WHAT YOU ARE ASKED TO DO: Gather from the listing below each line that includes the word "type", and copy it.

# # # # # # #

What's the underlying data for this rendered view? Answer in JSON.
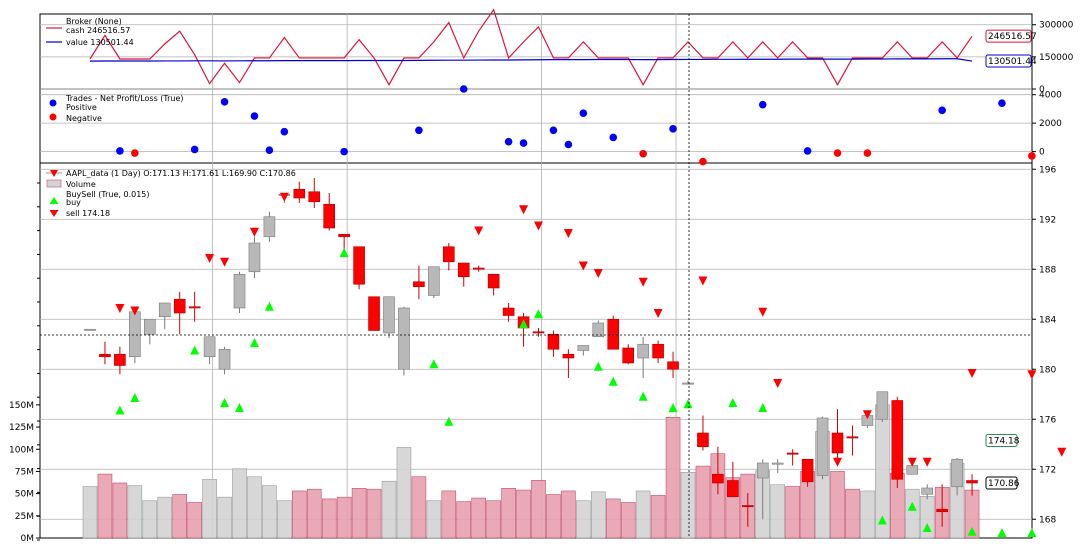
{
  "chart_data": [
    {
      "type": "line",
      "panel": "broker",
      "legend": {
        "title": "Broker (None)",
        "entries": [
          "cash 246516.57",
          "value 130501.44"
        ]
      },
      "ylim": [
        0,
        350000
      ],
      "yticks": [
        0,
        150000,
        300000
      ],
      "ytick_labels": [
        "0",
        "150000",
        "300000"
      ],
      "series": [
        {
          "name": "cash",
          "color": "#dc143c",
          "values": [
            140000,
            250000,
            140000,
            140000,
            140000,
            210000,
            270000,
            160000,
            25000,
            120000,
            30000,
            145000,
            145000,
            240000,
            145000,
            145000,
            145000,
            145000,
            230000,
            145000,
            20000,
            145000,
            145000,
            220000,
            310000,
            145000,
            270000,
            370000,
            145000,
            220000,
            290000,
            145000,
            145000,
            220000,
            145000,
            145000,
            145000,
            20000,
            145000,
            145000,
            220000,
            145000,
            145000,
            220000,
            145000,
            220000,
            145000,
            220000,
            145000,
            145000,
            20000,
            145000,
            145000,
            145000,
            220000,
            145000,
            145000,
            220000,
            145000,
            246516.57
          ]
        },
        {
          "name": "value",
          "color": "#0000cd",
          "values": [
            130000,
            130500,
            130500,
            130500,
            130500,
            131000,
            131000,
            131500,
            131500,
            131000,
            131500,
            132000,
            132000,
            132500,
            132500,
            132500,
            132500,
            132500,
            133000,
            133000,
            133000,
            133000,
            133500,
            134000,
            134500,
            134500,
            135000,
            135500,
            135500,
            136000,
            136500,
            137000,
            137000,
            137000,
            137500,
            137500,
            137500,
            137000,
            137000,
            137500,
            138000,
            138000,
            138500,
            138500,
            139000,
            139000,
            139000,
            139500,
            139500,
            139500,
            139500,
            139500,
            140000,
            140000,
            140500,
            140500,
            140500,
            141000,
            141000,
            130501.44
          ]
        }
      ],
      "last_labels": [
        "246516.57",
        "130501.44"
      ]
    },
    {
      "type": "scatter",
      "panel": "trades",
      "legend": {
        "title": "Trades - Net Profit/Loss (True)",
        "entries": [
          "Positive",
          "Negative"
        ]
      },
      "ylim": [
        -800,
        4400
      ],
      "yticks": [
        0,
        2000,
        4000
      ],
      "ytick_labels": [
        "0",
        "2000",
        "4000"
      ],
      "positive": [
        [
          2,
          50
        ],
        [
          7,
          150
        ],
        [
          9,
          3500
        ],
        [
          11,
          2500
        ],
        [
          12,
          100
        ],
        [
          13,
          1400
        ],
        [
          17,
          0
        ],
        [
          22,
          1500
        ],
        [
          25,
          4400
        ],
        [
          28,
          700
        ],
        [
          29,
          600
        ],
        [
          31,
          1500
        ],
        [
          32,
          500
        ],
        [
          33,
          2700
        ],
        [
          35,
          1000
        ],
        [
          39,
          1600
        ],
        [
          45,
          3300
        ],
        [
          48,
          50
        ],
        [
          57,
          2900
        ],
        [
          61,
          3400
        ]
      ],
      "negative": [
        [
          3,
          -100
        ],
        [
          37,
          -150
        ],
        [
          41,
          -700
        ],
        [
          50,
          -100
        ],
        [
          52,
          -100
        ],
        [
          63,
          -300
        ]
      ]
    },
    {
      "type": "candlestick",
      "panel": "price",
      "legend": {
        "entries": [
          "AAPL_data (1 Day) O:171.13 H:171.61 L:169.90 C:170.86",
          "Volume",
          "BuySell (True, 0.015)",
          "buy",
          "sell 174.18"
        ]
      },
      "ylim": [
        166.5,
        196.5
      ],
      "yticks": [
        168,
        172,
        176,
        180,
        184,
        188,
        192,
        196
      ],
      "ytick_labels": [
        "168",
        "172",
        "176",
        "180",
        "184",
        "188",
        "192",
        "196"
      ],
      "volume_ylim": [
        0,
        160000000
      ],
      "volume_ticks": [
        0,
        25000000,
        50000000,
        75000000,
        100000000,
        125000000,
        150000000
      ],
      "volume_tick_labels": [
        "0M",
        "25M",
        "50M",
        "75M",
        "100M",
        "125M",
        "150M"
      ],
      "ohlcv": [
        [
          183.2,
          183.2,
          183.2,
          183.2,
          58
        ],
        [
          181.2,
          182.2,
          180.4,
          181.0,
          72
        ],
        [
          181.2,
          181.8,
          179.6,
          180.3,
          62
        ],
        [
          181.0,
          184.6,
          180.5,
          184.6,
          59
        ],
        [
          182.8,
          184.0,
          182.0,
          184.0,
          42
        ],
        [
          184.2,
          185.3,
          183.2,
          185.3,
          46
        ],
        [
          185.6,
          186.2,
          182.8,
          184.5,
          49
        ],
        [
          185.0,
          186.2,
          183.8,
          184.9,
          40
        ],
        [
          181.0,
          182.6,
          180.4,
          182.6,
          66
        ],
        [
          180.0,
          181.8,
          179.6,
          181.6,
          46
        ],
        [
          184.9,
          187.8,
          184.5,
          187.6,
          78
        ],
        [
          187.8,
          190.6,
          187.3,
          190.1,
          69
        ],
        [
          190.6,
          192.6,
          190.2,
          192.2,
          59
        ],
        [
          193.9,
          194.0,
          193.3,
          194.0,
          42
        ],
        [
          194.4,
          195.0,
          193.3,
          193.7,
          53
        ],
        [
          194.2,
          195.3,
          192.9,
          193.4,
          55
        ],
        [
          193.2,
          194.1,
          191.1,
          191.3,
          44
        ],
        [
          190.8,
          190.8,
          189.1,
          190.6,
          46
        ],
        [
          189.8,
          189.8,
          186.4,
          186.8,
          56
        ],
        [
          185.8,
          185.8,
          183.1,
          183.1,
          55
        ],
        [
          182.9,
          185.8,
          182.5,
          185.8,
          64
        ],
        [
          180.0,
          185.0,
          179.5,
          184.9,
          102
        ],
        [
          187.0,
          188.3,
          185.6,
          186.6,
          69
        ],
        [
          185.9,
          188.2,
          185.7,
          188.2,
          42
        ],
        [
          189.8,
          190.1,
          187.9,
          188.6,
          53
        ],
        [
          188.5,
          188.5,
          186.6,
          187.4,
          41
        ],
        [
          188.1,
          188.3,
          187.8,
          188.0,
          45
        ],
        [
          187.6,
          187.6,
          185.9,
          186.5,
          42
        ],
        [
          184.9,
          185.3,
          183.8,
          184.3,
          56
        ],
        [
          184.2,
          184.5,
          181.8,
          183.3,
          54
        ],
        [
          183.0,
          183.3,
          182.6,
          182.9,
          65
        ],
        [
          182.8,
          183.1,
          181.0,
          181.6,
          49
        ],
        [
          181.2,
          181.6,
          179.3,
          180.9,
          53
        ],
        [
          181.5,
          181.8,
          181.1,
          181.9,
          42
        ],
        [
          182.6,
          183.9,
          182.6,
          183.7,
          52
        ],
        [
          184.0,
          184.3,
          181.6,
          181.6,
          44
        ],
        [
          181.7,
          182.0,
          180.4,
          180.5,
          40
        ],
        [
          180.9,
          182.6,
          179.3,
          182.0,
          53
        ],
        [
          182.0,
          182.3,
          180.5,
          180.9,
          48
        ],
        [
          180.6,
          181.4,
          179.3,
          180.0,
          136
        ],
        [
          178.9,
          179.1,
          178.9,
          178.9,
          74
        ],
        [
          174.9,
          176.3,
          173.5,
          173.8,
          81
        ],
        [
          171.6,
          173.8,
          170.0,
          170.9,
          95
        ],
        [
          171.1,
          172.6,
          169.9,
          169.8,
          68
        ],
        [
          169.1,
          170.1,
          167.4,
          169.0,
          72
        ],
        [
          171.3,
          172.8,
          168.0,
          172.5,
          76
        ],
        [
          172.4,
          172.8,
          171.7,
          172.5,
          60
        ],
        [
          173.3,
          173.6,
          172.3,
          173.2,
          58
        ],
        [
          172.8,
          172.8,
          170.6,
          171.0,
          75
        ],
        [
          171.5,
          176.2,
          171.2,
          176.1,
          120
        ],
        [
          174.9,
          176.8,
          172.8,
          173.3,
          75
        ],
        [
          174.6,
          175.5,
          173.1,
          174.5,
          55
        ],
        [
          175.5,
          176.4,
          175.3,
          176.3,
          53
        ],
        [
          176.0,
          178.2,
          175.8,
          178.2,
          150
        ],
        [
          177.5,
          177.8,
          170.5,
          171.2,
          73
        ],
        [
          171.6,
          172.8,
          171.6,
          172.3,
          55
        ],
        [
          170.0,
          170.8,
          169.6,
          170.5,
          47
        ],
        [
          168.8,
          170.8,
          167.4,
          168.6,
          57
        ],
        [
          170.6,
          172.9,
          169.9,
          172.8,
          84
        ],
        [
          171.1,
          171.6,
          169.9,
          170.9,
          54
        ]
      ],
      "buy_signals": [
        [
          2,
          176.7
        ],
        [
          3,
          177.7
        ],
        [
          7,
          181.5
        ],
        [
          9,
          177.3
        ],
        [
          10,
          176.9
        ],
        [
          11,
          182.1
        ],
        [
          12,
          185.0
        ],
        [
          17,
          189.3
        ],
        [
          23,
          180.4
        ],
        [
          24,
          175.8
        ],
        [
          29,
          183.6
        ],
        [
          30,
          184.4
        ],
        [
          34,
          180.2
        ],
        [
          35,
          179.0
        ],
        [
          37,
          177.8
        ],
        [
          39,
          176.9
        ],
        [
          40,
          177.2
        ],
        [
          43,
          177.3
        ],
        [
          45,
          176.9
        ],
        [
          48,
          164.8
        ],
        [
          53,
          167.9
        ],
        [
          55,
          169.0
        ],
        [
          56,
          167.3
        ],
        [
          59,
          167.0
        ],
        [
          61,
          166.9
        ],
        [
          63,
          166.9
        ]
      ],
      "sell_signals": [
        [
          2,
          184.9
        ],
        [
          3,
          184.7
        ],
        [
          8,
          188.9
        ],
        [
          9,
          188.6
        ],
        [
          11,
          191.0
        ],
        [
          13,
          193.8
        ],
        [
          24,
          188.9
        ],
        [
          26,
          191.1
        ],
        [
          29,
          192.8
        ],
        [
          30,
          191.5
        ],
        [
          32,
          190.9
        ],
        [
          33,
          188.3
        ],
        [
          34,
          187.7
        ],
        [
          37,
          187.0
        ],
        [
          38,
          184.5
        ],
        [
          41,
          187.1
        ],
        [
          45,
          184.6
        ],
        [
          46,
          178.9
        ],
        [
          50,
          172.6
        ],
        [
          52,
          176.4
        ],
        [
          54,
          175.3
        ],
        [
          55,
          172.6
        ],
        [
          56,
          172.6
        ],
        [
          59,
          179.7
        ],
        [
          63,
          179.6
        ],
        [
          65,
          173.4
        ],
        [
          67,
          174.3
        ]
      ],
      "last_labels": [
        "174.18",
        "170.86"
      ]
    }
  ]
}
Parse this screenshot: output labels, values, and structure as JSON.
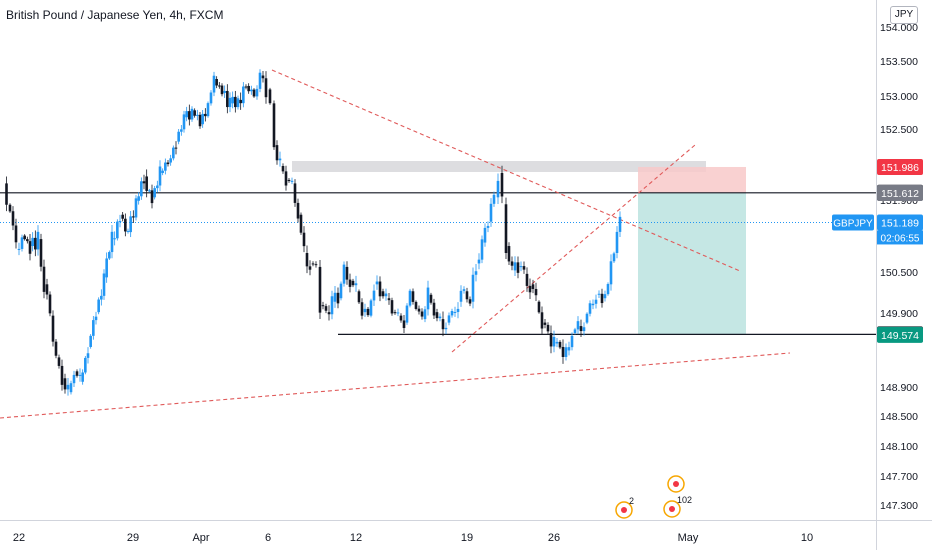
{
  "title": "British Pound / Japanese Yen, 4h, FXCM",
  "currency": "JPY",
  "symbol": "GBPJPY",
  "countdown": "02:06:55",
  "chart_data": {
    "type": "candlestick",
    "y_ticks": [
      "154.000",
      "153.500",
      "153.000",
      "152.500",
      "151.900",
      "150.500",
      "149.900",
      "148.900",
      "148.500",
      "148.100",
      "147.700",
      "147.300"
    ],
    "x_ticks": [
      "22",
      "29",
      "Apr",
      "6",
      "12",
      "19",
      "26",
      "May",
      "10"
    ],
    "price_labels": [
      {
        "value": "151.986",
        "color": "#f23645",
        "text_color": "#ffffff"
      },
      {
        "value": "151.615",
        "color": "#131722",
        "text_color": "#ffffff"
      },
      {
        "value": "151.612",
        "color": "#787b86",
        "text_color": "#ffffff"
      },
      {
        "value": "151.189",
        "color": "#2196f3",
        "text_color": "#ffffff"
      },
      {
        "value": "149.581",
        "color": "#131722",
        "text_color": "#ffffff"
      },
      {
        "value": "149.574",
        "color": "#089981",
        "text_color": "#ffffff"
      }
    ],
    "events": [
      {
        "label": "2"
      },
      {
        "label": "102"
      }
    ],
    "colors": {
      "up": "#2196f3",
      "down": "#131722",
      "trendline": "#e05a5a",
      "target_zone": "#b2dfdb",
      "stop_zone": "#f8c9c9",
      "resistance_zone": "#dddde0",
      "last_price": "#2196f3"
    }
  }
}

# # # # # # #

RESPONSE:
      "type": "line",
      "type": "scatter",
      "type": "candlestick",
    "type": "candlestick",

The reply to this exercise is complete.